▼
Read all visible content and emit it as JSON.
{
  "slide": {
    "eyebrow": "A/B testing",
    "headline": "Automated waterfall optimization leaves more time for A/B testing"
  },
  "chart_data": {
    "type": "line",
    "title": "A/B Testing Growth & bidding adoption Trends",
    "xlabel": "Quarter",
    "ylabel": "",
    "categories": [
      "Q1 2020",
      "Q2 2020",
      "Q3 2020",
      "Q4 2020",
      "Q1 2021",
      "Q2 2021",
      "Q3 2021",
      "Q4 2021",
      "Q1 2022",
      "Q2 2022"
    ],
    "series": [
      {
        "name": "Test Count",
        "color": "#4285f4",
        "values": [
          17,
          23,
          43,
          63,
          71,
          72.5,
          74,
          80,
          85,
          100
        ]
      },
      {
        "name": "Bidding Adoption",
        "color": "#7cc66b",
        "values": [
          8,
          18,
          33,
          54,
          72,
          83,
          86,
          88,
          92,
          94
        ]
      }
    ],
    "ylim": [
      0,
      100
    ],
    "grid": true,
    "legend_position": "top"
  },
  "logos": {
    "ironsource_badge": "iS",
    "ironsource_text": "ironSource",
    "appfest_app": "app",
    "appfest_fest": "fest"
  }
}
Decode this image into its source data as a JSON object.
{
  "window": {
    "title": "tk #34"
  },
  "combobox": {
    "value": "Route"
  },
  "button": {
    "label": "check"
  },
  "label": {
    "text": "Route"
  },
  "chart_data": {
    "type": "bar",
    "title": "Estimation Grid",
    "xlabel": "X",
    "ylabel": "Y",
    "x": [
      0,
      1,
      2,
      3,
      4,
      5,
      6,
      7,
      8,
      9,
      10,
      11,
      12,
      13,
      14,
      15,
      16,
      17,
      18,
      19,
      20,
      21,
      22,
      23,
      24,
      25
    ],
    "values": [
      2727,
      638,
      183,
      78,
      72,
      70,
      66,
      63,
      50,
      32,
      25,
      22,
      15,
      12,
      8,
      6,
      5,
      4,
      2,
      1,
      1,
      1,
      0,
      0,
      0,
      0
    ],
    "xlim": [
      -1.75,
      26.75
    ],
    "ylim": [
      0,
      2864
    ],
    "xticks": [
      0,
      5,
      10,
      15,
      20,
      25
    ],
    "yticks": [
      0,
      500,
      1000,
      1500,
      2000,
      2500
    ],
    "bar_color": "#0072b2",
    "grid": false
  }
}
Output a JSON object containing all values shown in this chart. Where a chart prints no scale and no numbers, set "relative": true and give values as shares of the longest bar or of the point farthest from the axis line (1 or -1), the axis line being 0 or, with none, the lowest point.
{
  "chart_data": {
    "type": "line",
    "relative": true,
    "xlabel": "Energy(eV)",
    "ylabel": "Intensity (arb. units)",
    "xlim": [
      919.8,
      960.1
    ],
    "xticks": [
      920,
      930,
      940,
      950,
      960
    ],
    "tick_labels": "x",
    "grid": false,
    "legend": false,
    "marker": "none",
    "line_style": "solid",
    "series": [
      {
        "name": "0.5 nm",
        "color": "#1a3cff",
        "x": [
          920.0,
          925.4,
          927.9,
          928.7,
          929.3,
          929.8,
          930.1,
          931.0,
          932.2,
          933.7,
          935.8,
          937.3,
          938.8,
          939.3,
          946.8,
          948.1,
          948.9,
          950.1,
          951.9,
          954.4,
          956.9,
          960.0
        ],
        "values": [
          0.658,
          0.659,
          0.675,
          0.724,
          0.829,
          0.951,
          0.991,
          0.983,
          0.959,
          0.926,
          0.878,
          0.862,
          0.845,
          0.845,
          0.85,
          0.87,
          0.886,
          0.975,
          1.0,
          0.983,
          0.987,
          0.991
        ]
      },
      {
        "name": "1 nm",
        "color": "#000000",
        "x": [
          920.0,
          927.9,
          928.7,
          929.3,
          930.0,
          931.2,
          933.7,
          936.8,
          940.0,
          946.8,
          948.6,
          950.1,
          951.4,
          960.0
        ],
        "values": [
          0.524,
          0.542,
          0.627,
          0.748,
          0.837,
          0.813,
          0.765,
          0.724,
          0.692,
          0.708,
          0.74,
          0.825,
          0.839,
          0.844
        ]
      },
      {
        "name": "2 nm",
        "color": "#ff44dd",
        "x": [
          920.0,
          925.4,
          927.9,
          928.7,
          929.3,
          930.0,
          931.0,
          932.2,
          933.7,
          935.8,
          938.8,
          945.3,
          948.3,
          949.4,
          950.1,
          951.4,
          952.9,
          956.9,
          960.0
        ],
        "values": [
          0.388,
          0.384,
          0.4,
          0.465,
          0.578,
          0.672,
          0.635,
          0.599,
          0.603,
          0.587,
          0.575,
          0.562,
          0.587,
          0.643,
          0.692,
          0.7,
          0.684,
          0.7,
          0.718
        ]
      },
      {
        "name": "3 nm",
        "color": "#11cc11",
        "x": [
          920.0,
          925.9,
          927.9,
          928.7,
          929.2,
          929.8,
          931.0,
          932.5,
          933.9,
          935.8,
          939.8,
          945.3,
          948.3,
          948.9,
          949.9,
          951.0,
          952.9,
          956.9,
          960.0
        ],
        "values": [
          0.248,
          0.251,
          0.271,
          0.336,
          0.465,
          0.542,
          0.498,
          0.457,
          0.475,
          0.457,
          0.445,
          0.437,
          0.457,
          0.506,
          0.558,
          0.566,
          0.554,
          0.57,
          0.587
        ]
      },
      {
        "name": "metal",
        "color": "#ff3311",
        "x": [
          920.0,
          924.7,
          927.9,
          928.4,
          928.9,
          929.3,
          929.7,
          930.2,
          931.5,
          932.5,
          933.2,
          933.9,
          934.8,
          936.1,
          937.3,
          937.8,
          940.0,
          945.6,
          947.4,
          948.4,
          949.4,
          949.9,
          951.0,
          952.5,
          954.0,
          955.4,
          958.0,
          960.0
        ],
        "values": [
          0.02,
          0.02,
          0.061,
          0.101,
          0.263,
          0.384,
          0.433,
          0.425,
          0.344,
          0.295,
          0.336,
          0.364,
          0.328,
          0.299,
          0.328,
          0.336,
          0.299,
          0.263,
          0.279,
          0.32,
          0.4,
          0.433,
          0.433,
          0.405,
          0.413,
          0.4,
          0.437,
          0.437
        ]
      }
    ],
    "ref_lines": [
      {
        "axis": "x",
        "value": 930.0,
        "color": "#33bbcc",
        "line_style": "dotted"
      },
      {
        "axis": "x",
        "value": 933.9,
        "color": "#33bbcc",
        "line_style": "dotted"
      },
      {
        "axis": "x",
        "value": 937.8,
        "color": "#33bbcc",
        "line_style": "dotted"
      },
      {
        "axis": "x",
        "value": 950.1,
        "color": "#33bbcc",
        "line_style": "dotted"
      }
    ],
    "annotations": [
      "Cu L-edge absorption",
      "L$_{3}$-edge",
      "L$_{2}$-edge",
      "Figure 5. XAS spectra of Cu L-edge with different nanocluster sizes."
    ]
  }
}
▲
Set task
Above are the records; retype them all without a single difference.

Reply
Read all visible content and emit it as JSON.
{
  "slide": {
    "eyebrow": "A/B testing",
    "headline": "Automated waterfall optimization leaves more time for A/B testing"
  },
  "chart_data": {
    "type": "line",
    "title": "A/B Testing Growth & bidding adoption Trends",
    "xlabel": "Quarter",
    "ylabel": "",
    "categories": [
      "Q1 2020",
      "Q2 2020",
      "Q3 2020",
      "Q4 2020",
      "Q1 2021",
      "Q2 2021",
      "Q3 2021",
      "Q4 2021",
      "Q1 2022",
      "Q2 2022"
    ],
    "series": [
      {
        "name": "Test Count",
        "color": "#4285f4",
        "values": [
          17,
          23,
          43,
          63,
          71,
          72.5,
          74,
          80,
          85,
          100
        ]
      },
      {
        "name": "Bidding Adoption",
        "color": "#7cc66b",
        "values": [
          8,
          18,
          33,
          54,
          72,
          83,
          86,
          88,
          92,
          94
        ]
      }
    ],
    "ylim": [
      0,
      100
    ],
    "grid": true,
    "legend_position": "top"
  },
  "logos": {
    "ironsource_badge": "iS",
    "ironsource_text": "ironSource",
    "appfest_app": "app",
    "appfest_fest": "fest"
  }
}
Decode this image into its source data as a JSON object.
{
  "window": {
    "title": "tk #34"
  },
  "combobox": {
    "value": "Route"
  },
  "button": {
    "label": "check"
  },
  "label": {
    "text": "Route"
  },
  "chart_data": {
    "type": "bar",
    "title": "Estimation Grid",
    "xlabel": "X",
    "ylabel": "Y",
    "x": [
      0,
      1,
      2,
      3,
      4,
      5,
      6,
      7,
      8,
      9,
      10,
      11,
      12,
      13,
      14,
      15,
      16,
      17,
      18,
      19,
      20,
      21,
      22,
      23,
      24,
      25
    ],
    "values": [
      2727,
      638,
      183,
      78,
      72,
      70,
      66,
      63,
      50,
      32,
      25,
      22,
      15,
      12,
      8,
      6,
      5,
      4,
      2,
      1,
      1,
      1,
      0,
      0,
      0,
      0
    ],
    "xlim": [
      -1.75,
      26.75
    ],
    "ylim": [
      0,
      2864
    ],
    "xticks": [
      0,
      5,
      10,
      15,
      20,
      25
    ],
    "yticks": [
      0,
      500,
      1000,
      1500,
      2000,
      2500
    ],
    "bar_color": "#0072b2",
    "grid": false
  }
}
Output a JSON object containing all values shown in this chart. Where a chart prints no scale and no numbers, set "relative": true and give values as shares of the longest bar or of the point farthest from the axis line (1 or -1), the axis line being 0 or, with none, the lowest point.
{
  "chart_data": {
    "type": "line",
    "relative": true,
    "xlabel": "Energy(eV)",
    "ylabel": "Intensity (arb. units)",
    "xlim": [
      919.8,
      960.1
    ],
    "xticks": [
      920,
      930,
      940,
      950,
      960
    ],
    "tick_labels": "x",
    "grid": false,
    "legend": false,
    "marker": "none",
    "line_style": "solid",
    "series": [
      {
        "name": "0.5 nm",
        "color": "#1a3cff",
        "x": [
          920.0,
          925.4,
          927.9,
          928.7,
          929.3,
          929.8,
          930.1,
          931.0,
          932.2,
          933.7,
          935.8,
          937.3,
          938.8,
          939.3,
          946.8,
          948.1,
          948.9,
          950.1,
          951.9,
          954.4,
          956.9,
          960.0
        ],
        "values": [
          0.658,
          0.659,
          0.675,
          0.724,
          0.829,
          0.951,
          0.991,
          0.983,
          0.959,
          0.926,
          0.878,
          0.862,
          0.845,
          0.845,
          0.85,
          0.87,
          0.886,
          0.975,
          1.0,
          0.983,
          0.987,
          0.991
        ]
      },
      {
        "name": "1 nm",
        "color": "#000000",
        "x": [
          920.0,
          927.9,
          928.7,
          929.3,
          930.0,
          931.2,
          933.7,
          936.8,
          940.0,
          946.8,
          948.6,
          950.1,
          951.4,
          960.0
        ],
        "values": [
          0.524,
          0.542,
          0.627,
          0.748,
          0.837,
          0.813,
          0.765,
          0.724,
          0.692,
          0.708,
          0.74,
          0.825,
          0.839,
          0.844
        ]
      },
      {
        "name": "2 nm",
        "color": "#ff44dd",
        "x": [
          920.0,
          925.4,
          927.9,
          928.7,
          929.3,
          930.0,
          931.0,
          932.2,
          933.7,
          935.8,
          938.8,
          945.3,
          948.3,
          949.4,
          950.1,
          951.4,
          952.9,
          956.9,
          960.0
        ],
        "values": [
          0.388,
          0.384,
          0.4,
          0.465,
          0.578,
          0.672,
          0.635,
          0.599,
          0.603,
          0.587,
          0.575,
          0.562,
          0.587,
          0.643,
          0.692,
          0.7,
          0.684,
          0.7,
          0.718
        ]
      },
      {
        "name": "3 nm",
        "color": "#11cc11",
        "x": [
          920.0,
          925.9,
          927.9,
          928.7,
          929.2,
          929.8,
          931.0,
          932.5,
          933.9,
          935.8,
          939.8,
          945.3,
          948.3,
          948.9,
          949.9,
          951.0,
          952.9,
          956.9,
          960.0
        ],
        "values": [
          0.248,
          0.251,
          0.271,
          0.336,
          0.465,
          0.542,
          0.498,
          0.457,
          0.475,
          0.457,
          0.445,
          0.437,
          0.457,
          0.506,
          0.558,
          0.566,
          0.554,
          0.57,
          0.587
        ]
      },
      {
        "name": "metal",
        "color": "#ff3311",
        "x": [
          920.0,
          924.7,
          927.9,
          928.4,
          928.9,
          929.3,
          929.7,
          930.2,
          931.5,
          932.5,
          933.2,
          933.9,
          934.8,
          936.1,
          937.3,
          937.8,
          940.0,
          945.6,
          947.4,
          948.4,
          949.4,
          949.9,
          951.0,
          952.5,
          954.0,
          955.4,
          958.0,
          960.0
        ],
        "values": [
          0.02,
          0.02,
          0.061,
          0.101,
          0.263,
          0.384,
          0.433,
          0.425,
          0.344,
          0.295,
          0.336,
          0.364,
          0.328,
          0.299,
          0.328,
          0.336,
          0.299,
          0.263,
          0.279,
          0.32,
          0.4,
          0.433,
          0.433,
          0.405,
          0.413,
          0.4,
          0.437,
          0.437
        ]
      }
    ],
    "ref_lines": [
      {
        "axis": "x",
        "value": 930.0,
        "color": "#33bbcc",
        "line_style": "dotted"
      },
      {
        "axis": "x",
        "value": 933.9,
        "color": "#33bbcc",
        "line_style": "dotted"
      },
      {
        "axis": "x",
        "value": 937.8,
        "color": "#33bbcc",
        "line_style": "dotted"
      },
      {
        "axis": "x",
        "value": 950.1,
        "color": "#33bbcc",
        "line_style": "dotted"
      }
    ],
    "annotations": [
      "Cu L-edge absorption",
      "L$_{3}$-edge",
      "L$_{2}$-edge",
      "Figure 5. XAS spectra of Cu L-edge with different nanocluster sizes."
    ]
  }
}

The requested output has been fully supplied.